:: What you should do ::
List each line holding the string "Outliers".

■ ■ ■ ■

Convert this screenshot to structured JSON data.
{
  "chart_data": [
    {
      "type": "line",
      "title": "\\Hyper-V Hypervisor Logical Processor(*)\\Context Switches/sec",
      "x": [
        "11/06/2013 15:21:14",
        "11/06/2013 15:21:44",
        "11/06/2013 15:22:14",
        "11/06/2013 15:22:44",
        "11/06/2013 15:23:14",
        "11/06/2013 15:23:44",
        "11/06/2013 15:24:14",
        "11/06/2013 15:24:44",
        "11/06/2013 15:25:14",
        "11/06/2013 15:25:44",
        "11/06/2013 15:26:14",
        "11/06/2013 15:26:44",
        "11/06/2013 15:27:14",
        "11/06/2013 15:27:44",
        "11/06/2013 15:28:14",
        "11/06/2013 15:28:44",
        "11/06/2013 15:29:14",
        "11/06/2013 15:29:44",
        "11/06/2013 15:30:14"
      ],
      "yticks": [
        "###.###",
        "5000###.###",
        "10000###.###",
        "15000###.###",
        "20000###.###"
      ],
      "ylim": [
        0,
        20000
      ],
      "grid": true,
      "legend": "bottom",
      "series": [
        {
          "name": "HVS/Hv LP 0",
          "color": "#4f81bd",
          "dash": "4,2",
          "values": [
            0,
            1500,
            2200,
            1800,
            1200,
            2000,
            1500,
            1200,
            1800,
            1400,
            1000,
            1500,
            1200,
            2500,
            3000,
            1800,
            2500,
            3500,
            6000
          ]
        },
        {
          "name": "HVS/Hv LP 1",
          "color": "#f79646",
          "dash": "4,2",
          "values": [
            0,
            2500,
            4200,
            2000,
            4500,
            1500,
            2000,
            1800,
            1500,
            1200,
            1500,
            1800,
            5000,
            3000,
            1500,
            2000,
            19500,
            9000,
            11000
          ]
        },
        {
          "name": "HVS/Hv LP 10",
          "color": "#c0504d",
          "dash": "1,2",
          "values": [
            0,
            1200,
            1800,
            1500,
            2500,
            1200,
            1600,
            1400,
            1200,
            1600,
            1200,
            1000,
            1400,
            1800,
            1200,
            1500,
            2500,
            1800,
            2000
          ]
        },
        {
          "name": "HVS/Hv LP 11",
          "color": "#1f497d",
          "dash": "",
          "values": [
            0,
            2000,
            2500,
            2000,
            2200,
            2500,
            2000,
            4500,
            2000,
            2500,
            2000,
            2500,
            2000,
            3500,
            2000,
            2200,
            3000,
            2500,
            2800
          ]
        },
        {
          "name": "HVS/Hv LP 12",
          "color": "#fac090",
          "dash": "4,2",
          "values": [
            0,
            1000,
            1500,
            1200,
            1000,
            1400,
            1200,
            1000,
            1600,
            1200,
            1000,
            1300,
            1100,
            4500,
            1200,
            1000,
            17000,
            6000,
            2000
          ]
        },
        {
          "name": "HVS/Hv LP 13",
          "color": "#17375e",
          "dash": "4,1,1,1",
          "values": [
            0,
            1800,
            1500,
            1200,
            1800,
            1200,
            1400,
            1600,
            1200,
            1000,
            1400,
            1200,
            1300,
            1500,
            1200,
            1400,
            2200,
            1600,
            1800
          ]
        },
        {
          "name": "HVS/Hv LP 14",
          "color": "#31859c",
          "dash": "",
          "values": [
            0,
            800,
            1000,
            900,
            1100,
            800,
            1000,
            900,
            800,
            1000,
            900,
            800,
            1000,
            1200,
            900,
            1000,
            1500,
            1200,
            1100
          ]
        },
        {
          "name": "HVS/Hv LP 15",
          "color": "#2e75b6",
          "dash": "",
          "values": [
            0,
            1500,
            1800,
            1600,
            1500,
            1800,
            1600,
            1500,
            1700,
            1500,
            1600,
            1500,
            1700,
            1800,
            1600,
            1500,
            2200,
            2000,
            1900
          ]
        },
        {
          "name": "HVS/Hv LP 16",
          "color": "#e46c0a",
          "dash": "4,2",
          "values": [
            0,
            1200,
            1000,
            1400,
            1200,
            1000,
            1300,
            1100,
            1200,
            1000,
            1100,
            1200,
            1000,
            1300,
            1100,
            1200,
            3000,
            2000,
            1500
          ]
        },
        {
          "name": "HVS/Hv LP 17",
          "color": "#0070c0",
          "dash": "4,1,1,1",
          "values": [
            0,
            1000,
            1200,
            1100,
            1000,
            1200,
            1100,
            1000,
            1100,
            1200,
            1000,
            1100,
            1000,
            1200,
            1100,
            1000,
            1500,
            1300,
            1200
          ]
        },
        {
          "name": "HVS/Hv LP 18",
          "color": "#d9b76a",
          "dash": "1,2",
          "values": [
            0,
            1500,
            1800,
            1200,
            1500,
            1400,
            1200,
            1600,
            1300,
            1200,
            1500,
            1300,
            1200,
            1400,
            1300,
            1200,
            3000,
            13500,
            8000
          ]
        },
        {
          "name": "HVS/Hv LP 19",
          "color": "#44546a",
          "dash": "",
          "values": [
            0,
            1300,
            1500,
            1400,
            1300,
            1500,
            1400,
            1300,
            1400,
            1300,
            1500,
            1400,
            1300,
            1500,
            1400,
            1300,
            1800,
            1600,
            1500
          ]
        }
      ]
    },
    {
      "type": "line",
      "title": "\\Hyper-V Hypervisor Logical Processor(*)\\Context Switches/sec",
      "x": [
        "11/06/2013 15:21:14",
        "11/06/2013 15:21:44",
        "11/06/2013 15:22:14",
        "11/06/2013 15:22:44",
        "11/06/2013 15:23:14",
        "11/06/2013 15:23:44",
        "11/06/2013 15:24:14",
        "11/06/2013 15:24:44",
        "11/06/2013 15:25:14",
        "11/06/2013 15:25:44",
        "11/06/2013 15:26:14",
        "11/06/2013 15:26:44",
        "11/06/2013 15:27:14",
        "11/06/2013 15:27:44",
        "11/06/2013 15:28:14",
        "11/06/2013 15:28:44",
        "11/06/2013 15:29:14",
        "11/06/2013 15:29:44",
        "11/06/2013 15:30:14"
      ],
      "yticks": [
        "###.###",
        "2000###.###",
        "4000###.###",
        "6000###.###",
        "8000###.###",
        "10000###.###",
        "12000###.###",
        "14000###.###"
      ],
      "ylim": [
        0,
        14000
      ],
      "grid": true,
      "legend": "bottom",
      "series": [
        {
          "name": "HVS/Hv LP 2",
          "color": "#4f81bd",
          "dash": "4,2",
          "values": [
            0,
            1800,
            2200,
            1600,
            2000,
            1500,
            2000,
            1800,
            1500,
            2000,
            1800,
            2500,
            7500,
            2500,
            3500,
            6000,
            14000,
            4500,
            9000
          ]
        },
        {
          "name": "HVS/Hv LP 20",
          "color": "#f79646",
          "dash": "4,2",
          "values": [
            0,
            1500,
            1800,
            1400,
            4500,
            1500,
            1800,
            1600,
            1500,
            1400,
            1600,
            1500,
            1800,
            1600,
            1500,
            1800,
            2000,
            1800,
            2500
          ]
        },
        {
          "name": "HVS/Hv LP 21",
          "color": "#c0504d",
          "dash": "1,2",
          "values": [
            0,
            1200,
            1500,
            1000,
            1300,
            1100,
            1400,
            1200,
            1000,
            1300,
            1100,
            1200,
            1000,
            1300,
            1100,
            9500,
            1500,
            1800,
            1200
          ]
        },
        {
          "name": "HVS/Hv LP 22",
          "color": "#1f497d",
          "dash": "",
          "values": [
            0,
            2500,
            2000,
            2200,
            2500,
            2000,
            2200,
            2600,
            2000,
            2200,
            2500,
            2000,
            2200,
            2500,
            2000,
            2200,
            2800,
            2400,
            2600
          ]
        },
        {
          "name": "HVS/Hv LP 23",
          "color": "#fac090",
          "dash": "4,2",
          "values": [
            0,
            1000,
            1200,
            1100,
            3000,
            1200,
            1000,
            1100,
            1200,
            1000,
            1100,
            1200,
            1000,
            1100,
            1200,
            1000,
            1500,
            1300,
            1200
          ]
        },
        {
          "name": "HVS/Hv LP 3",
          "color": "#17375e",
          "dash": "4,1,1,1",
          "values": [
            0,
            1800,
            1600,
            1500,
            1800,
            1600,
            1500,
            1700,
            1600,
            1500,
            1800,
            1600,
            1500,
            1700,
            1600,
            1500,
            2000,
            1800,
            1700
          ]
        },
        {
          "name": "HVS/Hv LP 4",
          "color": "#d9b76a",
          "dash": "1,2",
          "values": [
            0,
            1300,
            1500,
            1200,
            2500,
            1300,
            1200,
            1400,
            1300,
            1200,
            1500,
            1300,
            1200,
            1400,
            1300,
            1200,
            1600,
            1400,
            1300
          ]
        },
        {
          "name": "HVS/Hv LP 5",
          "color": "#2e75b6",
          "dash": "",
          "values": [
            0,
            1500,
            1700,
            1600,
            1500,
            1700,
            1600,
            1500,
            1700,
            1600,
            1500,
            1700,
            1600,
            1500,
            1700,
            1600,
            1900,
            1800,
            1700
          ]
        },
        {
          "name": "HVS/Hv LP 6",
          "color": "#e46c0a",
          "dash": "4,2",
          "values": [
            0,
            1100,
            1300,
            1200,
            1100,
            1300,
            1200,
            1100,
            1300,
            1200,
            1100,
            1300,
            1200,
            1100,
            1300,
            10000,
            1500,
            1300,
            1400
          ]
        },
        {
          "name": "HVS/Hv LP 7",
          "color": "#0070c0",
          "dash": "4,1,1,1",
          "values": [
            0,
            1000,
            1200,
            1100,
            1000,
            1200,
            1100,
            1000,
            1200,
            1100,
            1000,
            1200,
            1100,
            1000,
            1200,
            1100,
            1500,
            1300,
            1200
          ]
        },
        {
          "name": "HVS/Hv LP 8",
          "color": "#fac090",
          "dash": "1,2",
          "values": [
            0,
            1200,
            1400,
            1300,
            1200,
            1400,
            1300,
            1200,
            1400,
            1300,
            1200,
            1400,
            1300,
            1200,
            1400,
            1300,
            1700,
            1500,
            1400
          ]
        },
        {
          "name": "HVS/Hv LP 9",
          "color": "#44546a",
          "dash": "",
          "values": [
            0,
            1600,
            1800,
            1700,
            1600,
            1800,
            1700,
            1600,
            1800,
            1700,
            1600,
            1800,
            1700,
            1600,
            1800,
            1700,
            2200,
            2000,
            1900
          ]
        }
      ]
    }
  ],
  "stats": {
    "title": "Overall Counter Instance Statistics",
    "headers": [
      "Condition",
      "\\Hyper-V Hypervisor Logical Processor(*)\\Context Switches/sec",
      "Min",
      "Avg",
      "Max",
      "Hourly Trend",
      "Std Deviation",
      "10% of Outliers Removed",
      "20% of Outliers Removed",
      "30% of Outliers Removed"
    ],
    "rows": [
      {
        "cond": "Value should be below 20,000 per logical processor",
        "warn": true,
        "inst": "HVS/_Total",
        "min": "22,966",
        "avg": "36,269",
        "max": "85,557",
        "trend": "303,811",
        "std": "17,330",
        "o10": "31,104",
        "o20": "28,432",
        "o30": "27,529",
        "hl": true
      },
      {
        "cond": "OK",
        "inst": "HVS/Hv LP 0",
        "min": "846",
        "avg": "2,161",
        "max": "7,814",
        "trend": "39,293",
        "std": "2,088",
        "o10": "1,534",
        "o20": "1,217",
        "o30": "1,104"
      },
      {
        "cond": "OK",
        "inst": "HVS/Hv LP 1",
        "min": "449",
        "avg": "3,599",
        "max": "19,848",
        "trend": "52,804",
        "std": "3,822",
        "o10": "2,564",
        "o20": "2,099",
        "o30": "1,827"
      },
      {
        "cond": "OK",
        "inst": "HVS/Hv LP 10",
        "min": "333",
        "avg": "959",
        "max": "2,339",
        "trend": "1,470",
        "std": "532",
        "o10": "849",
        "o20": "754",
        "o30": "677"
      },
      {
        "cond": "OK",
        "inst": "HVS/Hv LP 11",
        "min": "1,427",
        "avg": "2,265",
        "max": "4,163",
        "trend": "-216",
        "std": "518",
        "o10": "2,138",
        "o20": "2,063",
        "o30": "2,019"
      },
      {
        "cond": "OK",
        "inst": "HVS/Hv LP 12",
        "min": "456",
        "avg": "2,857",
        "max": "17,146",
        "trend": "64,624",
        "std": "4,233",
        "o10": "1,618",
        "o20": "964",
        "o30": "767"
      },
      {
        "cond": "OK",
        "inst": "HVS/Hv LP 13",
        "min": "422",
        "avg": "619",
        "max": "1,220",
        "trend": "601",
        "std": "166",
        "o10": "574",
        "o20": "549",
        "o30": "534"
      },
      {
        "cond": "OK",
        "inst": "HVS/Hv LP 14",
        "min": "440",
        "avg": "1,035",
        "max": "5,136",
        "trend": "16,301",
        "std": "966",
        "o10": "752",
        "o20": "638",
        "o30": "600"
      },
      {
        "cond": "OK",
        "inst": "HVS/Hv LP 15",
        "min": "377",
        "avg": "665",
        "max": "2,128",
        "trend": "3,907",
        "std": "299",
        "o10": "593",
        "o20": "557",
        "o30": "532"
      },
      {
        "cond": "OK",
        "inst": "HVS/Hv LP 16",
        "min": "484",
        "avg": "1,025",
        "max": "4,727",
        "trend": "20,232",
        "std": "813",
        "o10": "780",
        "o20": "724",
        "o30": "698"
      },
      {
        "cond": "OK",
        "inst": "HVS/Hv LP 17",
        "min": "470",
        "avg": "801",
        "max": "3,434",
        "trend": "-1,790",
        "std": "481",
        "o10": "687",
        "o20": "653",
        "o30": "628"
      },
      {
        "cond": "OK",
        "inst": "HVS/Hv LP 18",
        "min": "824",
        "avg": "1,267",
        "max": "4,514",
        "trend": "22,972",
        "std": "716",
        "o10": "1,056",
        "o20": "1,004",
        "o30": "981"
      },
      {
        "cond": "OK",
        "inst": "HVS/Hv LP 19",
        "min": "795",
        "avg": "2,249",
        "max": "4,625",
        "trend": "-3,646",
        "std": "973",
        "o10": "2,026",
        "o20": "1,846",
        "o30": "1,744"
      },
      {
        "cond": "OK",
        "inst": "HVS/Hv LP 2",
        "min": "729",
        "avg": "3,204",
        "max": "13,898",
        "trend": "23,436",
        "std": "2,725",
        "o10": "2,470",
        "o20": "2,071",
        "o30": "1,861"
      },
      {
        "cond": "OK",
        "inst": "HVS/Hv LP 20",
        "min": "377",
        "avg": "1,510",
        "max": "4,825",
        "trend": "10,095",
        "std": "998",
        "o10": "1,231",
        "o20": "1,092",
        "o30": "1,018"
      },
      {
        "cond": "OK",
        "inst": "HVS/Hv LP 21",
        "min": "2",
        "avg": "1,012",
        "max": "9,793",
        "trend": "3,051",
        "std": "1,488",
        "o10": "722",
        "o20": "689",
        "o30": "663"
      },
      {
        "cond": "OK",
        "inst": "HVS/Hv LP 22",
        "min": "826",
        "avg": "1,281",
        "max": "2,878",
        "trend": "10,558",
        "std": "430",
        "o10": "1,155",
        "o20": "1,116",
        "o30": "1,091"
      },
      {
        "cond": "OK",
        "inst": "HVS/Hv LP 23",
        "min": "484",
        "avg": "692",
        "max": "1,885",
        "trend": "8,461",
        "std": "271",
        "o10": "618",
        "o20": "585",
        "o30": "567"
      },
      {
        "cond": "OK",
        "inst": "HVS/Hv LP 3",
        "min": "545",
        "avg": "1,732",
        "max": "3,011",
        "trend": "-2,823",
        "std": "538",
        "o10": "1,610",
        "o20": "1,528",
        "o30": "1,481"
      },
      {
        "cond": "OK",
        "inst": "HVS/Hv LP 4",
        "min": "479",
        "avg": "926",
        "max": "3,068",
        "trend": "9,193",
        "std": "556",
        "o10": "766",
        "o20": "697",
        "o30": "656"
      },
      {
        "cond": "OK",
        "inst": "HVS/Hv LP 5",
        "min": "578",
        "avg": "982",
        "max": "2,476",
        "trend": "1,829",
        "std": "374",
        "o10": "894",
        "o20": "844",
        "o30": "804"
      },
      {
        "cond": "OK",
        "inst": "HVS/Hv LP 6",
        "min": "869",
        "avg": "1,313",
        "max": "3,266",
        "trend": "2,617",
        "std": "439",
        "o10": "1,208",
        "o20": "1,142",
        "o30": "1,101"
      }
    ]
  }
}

■ ■ ■ ■

:: Solution to the problem ::
      "10% of Outliers Removed",
      "20% of Outliers Removed",
      "30% of Outliers Removed"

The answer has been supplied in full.